Stored items:
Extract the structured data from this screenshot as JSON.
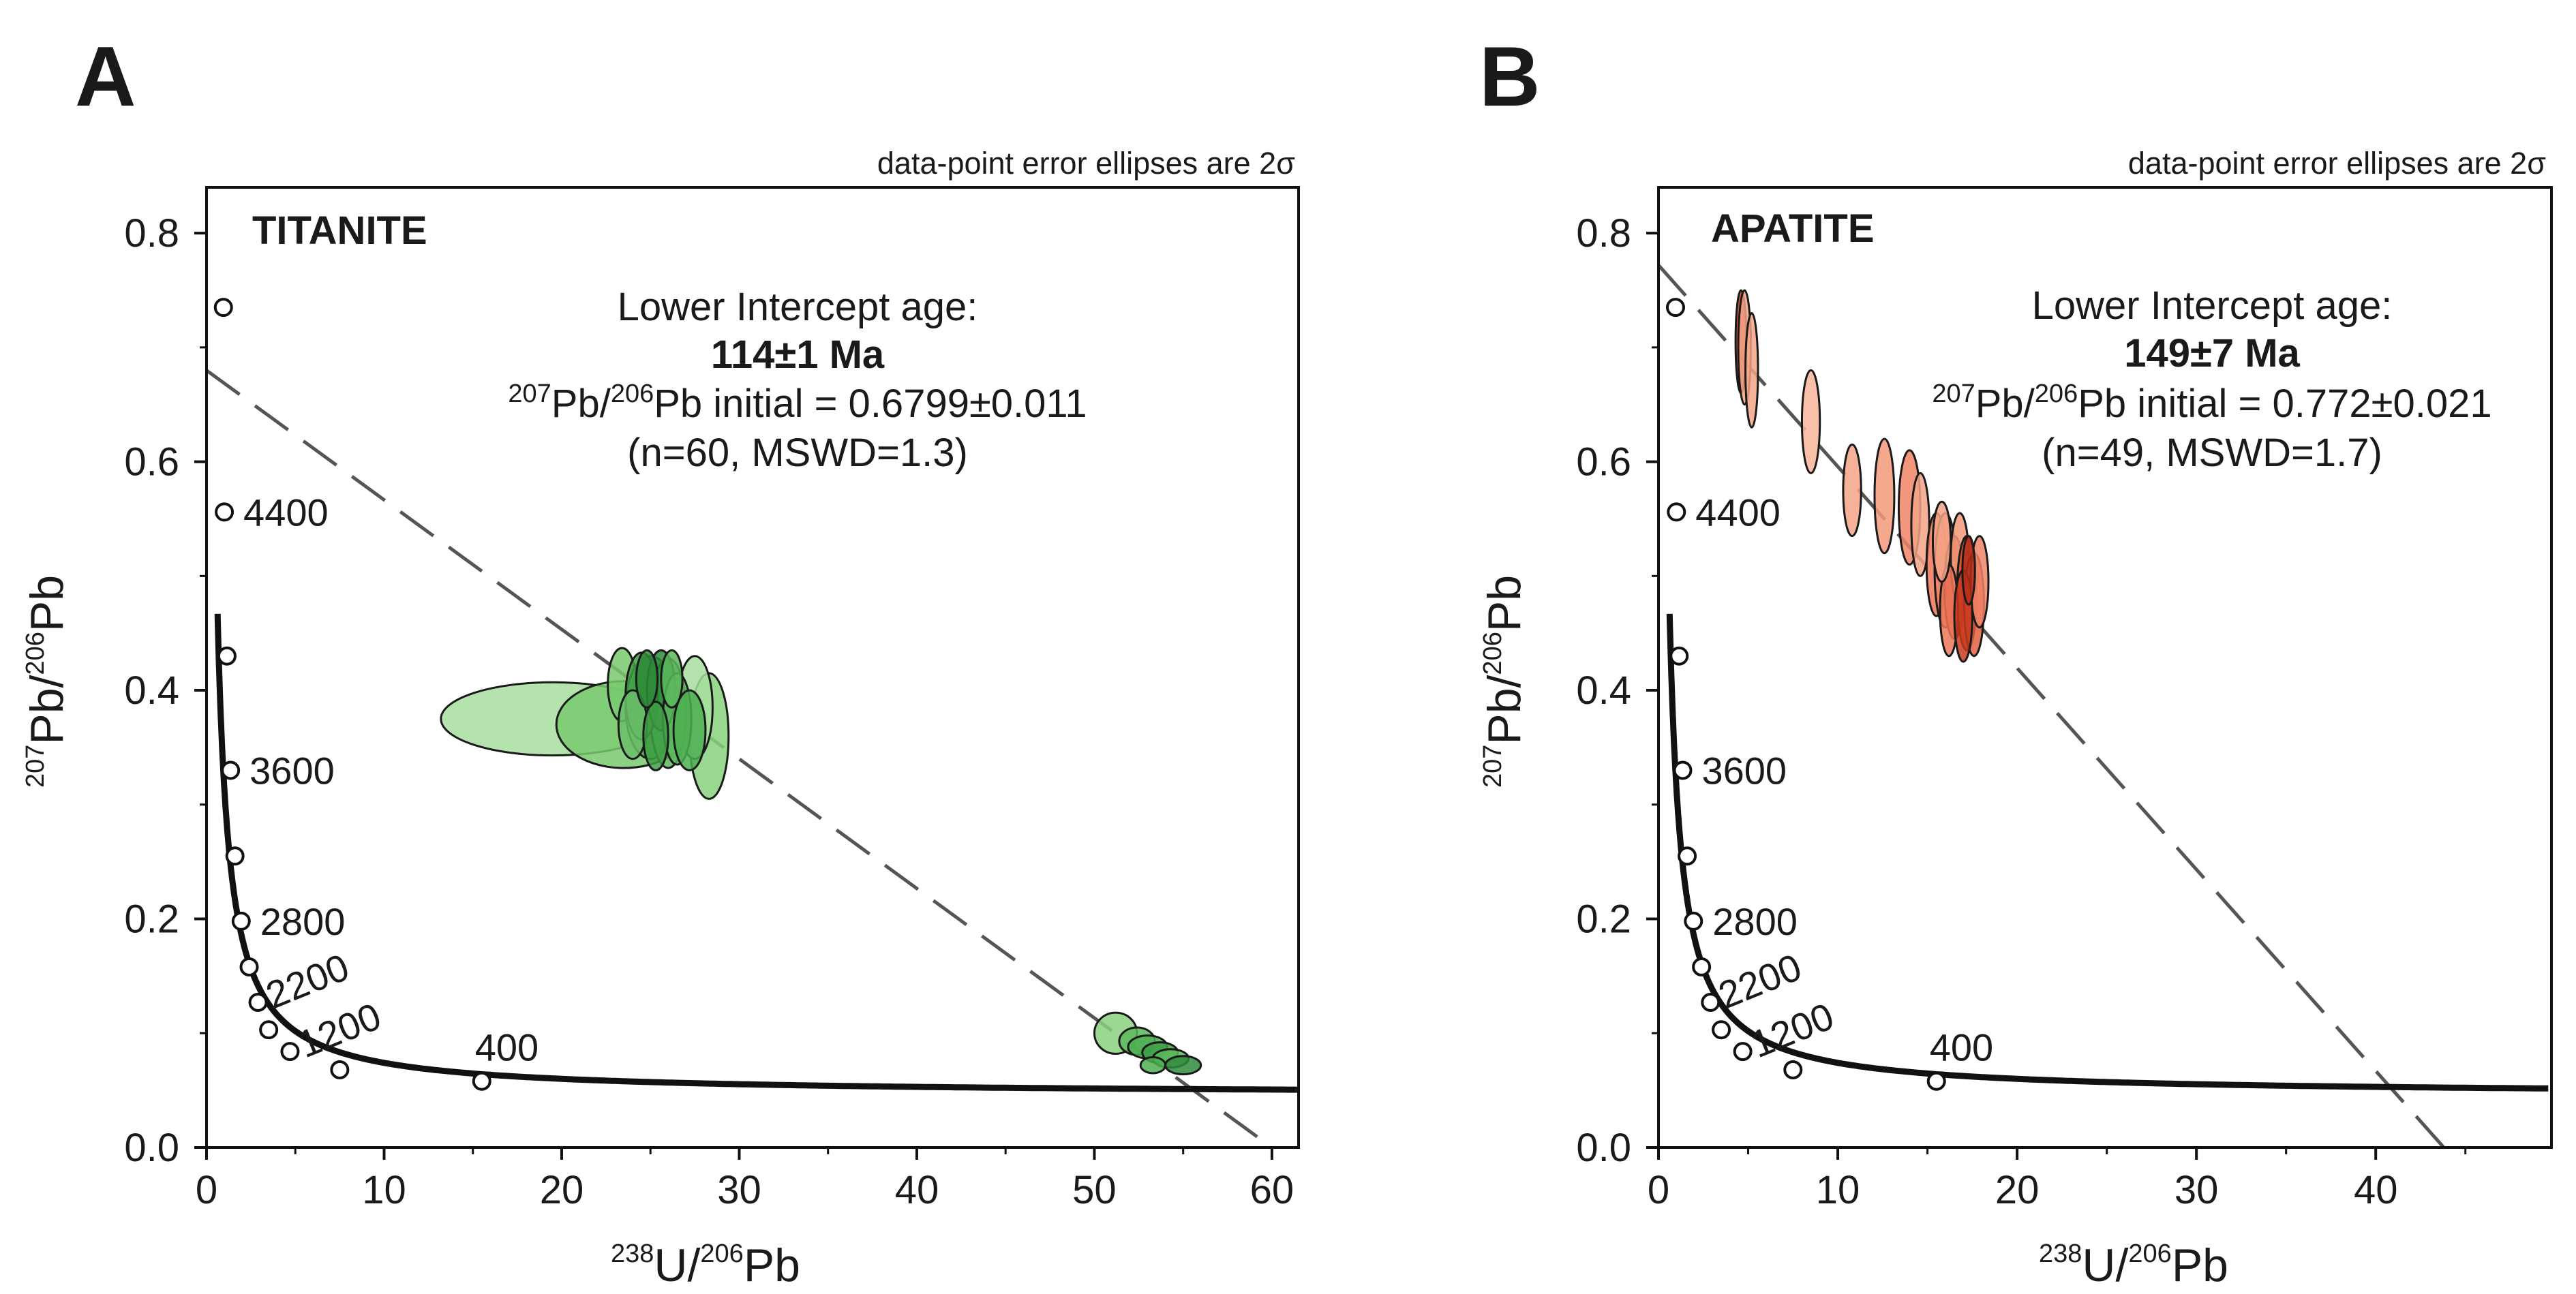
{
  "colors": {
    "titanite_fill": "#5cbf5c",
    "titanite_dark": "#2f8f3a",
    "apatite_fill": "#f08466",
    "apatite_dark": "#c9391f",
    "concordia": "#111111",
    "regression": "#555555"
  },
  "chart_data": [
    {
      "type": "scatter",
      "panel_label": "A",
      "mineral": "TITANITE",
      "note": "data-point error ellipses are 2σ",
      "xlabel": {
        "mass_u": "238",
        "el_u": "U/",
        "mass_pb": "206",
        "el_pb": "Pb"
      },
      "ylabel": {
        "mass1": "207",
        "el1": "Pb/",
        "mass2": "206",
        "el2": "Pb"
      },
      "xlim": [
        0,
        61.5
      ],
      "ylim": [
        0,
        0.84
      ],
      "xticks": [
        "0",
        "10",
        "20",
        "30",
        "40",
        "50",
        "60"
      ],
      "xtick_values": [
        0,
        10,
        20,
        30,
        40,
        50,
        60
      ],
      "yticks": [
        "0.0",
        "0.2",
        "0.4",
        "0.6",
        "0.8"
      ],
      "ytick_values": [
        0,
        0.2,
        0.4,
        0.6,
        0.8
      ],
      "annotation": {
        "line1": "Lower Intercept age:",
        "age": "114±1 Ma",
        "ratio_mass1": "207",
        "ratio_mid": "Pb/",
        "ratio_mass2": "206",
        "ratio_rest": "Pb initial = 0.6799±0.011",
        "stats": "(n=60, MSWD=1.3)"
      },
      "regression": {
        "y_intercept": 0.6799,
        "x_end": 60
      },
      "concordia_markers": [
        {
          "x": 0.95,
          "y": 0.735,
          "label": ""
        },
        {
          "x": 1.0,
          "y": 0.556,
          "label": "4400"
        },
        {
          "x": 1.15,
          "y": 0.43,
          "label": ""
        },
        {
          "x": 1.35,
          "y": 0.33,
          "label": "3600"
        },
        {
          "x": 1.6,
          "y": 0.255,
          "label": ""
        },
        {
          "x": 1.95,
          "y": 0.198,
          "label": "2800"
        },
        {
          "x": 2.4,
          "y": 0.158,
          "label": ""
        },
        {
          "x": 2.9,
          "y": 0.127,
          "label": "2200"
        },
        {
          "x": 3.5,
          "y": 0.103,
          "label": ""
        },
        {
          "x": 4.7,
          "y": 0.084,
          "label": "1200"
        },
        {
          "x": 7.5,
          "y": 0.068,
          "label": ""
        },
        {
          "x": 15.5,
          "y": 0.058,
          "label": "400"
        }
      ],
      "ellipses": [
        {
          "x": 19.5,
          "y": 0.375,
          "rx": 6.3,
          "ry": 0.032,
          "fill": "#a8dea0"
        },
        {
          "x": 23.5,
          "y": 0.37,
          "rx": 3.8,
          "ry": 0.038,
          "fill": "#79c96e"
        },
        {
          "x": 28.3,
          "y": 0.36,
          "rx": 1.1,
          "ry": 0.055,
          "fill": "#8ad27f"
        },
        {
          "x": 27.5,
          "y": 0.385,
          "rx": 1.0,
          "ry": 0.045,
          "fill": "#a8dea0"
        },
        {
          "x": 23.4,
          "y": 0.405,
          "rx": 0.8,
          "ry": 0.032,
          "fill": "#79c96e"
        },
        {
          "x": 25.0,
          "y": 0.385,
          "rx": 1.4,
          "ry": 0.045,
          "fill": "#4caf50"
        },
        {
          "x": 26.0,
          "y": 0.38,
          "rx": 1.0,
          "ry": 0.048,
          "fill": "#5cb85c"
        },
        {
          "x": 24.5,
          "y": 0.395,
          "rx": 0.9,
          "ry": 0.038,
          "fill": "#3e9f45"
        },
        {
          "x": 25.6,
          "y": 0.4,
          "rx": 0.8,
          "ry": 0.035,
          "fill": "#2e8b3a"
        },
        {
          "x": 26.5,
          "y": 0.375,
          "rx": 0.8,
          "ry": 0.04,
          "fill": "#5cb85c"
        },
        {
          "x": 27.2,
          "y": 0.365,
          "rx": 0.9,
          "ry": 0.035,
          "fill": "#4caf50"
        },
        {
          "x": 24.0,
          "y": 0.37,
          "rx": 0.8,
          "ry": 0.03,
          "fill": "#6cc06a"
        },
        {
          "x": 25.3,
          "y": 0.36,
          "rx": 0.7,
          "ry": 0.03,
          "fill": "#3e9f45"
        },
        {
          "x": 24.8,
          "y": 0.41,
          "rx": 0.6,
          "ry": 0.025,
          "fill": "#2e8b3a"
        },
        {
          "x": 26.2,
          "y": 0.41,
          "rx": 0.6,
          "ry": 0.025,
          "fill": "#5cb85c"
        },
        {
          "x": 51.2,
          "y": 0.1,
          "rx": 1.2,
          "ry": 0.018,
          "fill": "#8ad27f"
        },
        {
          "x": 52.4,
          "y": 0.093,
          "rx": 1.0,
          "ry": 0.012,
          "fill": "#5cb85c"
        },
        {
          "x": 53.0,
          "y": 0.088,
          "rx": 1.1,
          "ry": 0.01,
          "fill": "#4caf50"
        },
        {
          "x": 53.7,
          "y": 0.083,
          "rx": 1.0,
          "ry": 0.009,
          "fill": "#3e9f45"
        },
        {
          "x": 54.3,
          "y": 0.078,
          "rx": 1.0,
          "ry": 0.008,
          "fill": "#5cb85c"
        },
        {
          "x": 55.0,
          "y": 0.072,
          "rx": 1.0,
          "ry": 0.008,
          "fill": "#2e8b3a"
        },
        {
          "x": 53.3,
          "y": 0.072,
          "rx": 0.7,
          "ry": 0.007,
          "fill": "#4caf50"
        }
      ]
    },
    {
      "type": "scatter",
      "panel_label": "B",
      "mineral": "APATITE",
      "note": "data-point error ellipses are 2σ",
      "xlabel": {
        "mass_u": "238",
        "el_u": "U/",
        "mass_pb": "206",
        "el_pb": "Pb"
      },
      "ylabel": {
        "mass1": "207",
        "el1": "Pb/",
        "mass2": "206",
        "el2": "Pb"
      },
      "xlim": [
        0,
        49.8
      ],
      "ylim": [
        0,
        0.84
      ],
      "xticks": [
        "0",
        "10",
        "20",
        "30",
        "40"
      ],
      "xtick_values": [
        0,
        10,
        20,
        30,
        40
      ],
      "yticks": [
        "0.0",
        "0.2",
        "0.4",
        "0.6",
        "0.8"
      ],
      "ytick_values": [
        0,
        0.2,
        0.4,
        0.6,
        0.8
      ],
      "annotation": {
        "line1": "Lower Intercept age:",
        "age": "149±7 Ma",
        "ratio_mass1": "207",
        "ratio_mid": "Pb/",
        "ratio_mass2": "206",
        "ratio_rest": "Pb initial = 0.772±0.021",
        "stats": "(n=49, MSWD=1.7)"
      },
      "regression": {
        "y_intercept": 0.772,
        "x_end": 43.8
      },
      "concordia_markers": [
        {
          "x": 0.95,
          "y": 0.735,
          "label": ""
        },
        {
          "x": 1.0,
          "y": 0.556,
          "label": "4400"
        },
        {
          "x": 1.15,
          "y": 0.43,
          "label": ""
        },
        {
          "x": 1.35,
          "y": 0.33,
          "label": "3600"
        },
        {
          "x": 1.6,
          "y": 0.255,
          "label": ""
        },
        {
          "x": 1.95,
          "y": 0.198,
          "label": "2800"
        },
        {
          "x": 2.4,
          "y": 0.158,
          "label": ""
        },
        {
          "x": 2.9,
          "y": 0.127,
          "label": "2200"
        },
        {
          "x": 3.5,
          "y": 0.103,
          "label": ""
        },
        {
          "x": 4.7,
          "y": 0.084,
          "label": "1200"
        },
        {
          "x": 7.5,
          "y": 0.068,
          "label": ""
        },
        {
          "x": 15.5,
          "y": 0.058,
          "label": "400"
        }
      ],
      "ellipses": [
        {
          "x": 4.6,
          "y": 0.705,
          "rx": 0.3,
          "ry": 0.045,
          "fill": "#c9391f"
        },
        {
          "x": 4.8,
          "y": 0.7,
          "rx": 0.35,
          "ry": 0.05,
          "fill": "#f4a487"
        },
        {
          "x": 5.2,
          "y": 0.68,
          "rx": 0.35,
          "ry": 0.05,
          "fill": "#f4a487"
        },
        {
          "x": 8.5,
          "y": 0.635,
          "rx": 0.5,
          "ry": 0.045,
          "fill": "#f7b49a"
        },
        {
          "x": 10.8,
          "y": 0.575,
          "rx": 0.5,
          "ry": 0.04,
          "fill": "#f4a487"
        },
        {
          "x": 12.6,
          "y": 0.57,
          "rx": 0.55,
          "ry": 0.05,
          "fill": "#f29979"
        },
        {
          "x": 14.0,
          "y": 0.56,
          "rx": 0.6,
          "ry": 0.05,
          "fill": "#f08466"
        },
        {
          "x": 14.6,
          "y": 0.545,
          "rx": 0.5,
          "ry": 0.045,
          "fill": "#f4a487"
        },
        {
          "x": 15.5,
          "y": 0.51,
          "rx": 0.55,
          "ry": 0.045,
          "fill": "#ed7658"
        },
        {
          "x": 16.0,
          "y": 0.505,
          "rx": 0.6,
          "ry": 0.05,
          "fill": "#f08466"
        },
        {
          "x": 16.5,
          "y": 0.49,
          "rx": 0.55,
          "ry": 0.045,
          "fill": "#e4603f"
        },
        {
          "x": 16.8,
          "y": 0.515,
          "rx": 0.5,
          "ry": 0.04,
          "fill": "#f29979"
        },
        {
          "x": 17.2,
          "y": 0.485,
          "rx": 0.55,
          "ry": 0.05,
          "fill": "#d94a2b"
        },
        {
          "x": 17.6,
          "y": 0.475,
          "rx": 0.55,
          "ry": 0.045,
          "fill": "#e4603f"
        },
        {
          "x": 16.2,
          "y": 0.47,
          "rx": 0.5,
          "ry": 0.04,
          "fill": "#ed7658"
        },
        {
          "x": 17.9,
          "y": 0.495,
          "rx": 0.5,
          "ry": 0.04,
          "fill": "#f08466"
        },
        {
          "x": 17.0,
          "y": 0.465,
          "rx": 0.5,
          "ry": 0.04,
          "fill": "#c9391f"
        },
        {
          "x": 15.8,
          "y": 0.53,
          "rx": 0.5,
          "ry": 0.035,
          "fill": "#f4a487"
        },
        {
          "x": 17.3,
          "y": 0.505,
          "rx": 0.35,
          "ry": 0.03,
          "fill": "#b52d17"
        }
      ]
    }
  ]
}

==

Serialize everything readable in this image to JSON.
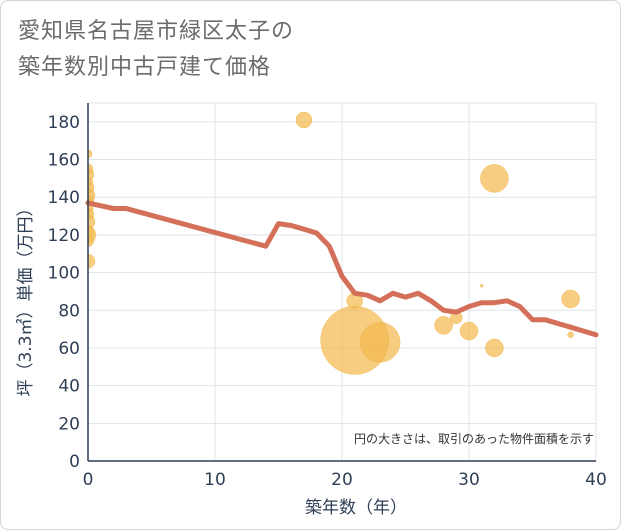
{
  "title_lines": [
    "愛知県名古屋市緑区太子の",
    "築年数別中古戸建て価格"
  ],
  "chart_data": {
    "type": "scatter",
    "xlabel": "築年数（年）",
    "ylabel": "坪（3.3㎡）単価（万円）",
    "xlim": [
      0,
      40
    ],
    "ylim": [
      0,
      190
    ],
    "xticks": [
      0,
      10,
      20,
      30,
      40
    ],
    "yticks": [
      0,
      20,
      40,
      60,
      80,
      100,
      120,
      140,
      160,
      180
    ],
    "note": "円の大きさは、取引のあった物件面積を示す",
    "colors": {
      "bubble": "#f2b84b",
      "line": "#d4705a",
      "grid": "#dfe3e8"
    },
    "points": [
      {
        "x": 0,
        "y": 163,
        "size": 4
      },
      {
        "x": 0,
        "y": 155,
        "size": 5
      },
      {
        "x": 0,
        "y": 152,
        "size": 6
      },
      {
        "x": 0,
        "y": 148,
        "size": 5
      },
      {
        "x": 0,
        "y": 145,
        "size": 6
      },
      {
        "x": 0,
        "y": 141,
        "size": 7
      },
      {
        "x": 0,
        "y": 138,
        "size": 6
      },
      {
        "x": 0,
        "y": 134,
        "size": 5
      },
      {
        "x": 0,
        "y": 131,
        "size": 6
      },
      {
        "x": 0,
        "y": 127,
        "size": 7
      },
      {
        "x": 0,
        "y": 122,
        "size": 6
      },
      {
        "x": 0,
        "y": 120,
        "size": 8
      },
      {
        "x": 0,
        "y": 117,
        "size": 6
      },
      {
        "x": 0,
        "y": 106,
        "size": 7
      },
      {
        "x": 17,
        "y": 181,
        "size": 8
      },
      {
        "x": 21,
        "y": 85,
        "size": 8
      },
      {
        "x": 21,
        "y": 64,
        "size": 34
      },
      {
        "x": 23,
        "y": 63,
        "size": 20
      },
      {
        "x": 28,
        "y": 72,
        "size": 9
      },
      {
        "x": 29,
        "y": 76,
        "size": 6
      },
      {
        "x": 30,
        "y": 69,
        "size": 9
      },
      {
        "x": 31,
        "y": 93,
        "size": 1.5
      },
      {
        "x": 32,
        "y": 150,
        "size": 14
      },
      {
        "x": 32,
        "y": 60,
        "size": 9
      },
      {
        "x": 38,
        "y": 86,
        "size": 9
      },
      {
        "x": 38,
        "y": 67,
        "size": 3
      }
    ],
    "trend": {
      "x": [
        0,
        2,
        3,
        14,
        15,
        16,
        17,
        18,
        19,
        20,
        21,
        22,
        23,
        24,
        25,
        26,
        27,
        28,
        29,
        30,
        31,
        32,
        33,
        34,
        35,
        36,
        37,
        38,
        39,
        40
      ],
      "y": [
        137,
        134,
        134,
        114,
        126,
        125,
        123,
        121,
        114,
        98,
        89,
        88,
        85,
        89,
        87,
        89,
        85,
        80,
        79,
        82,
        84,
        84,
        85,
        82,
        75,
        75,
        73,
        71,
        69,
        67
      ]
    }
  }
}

▶ **Directions for this task**
Make a list of all lines in the data that contain "initial".

▶ **Complete output**
        "ratio_rest": "Pb initial = 0.6799±0.011",
        "ratio_rest": "Pb initial = 0.772±0.021",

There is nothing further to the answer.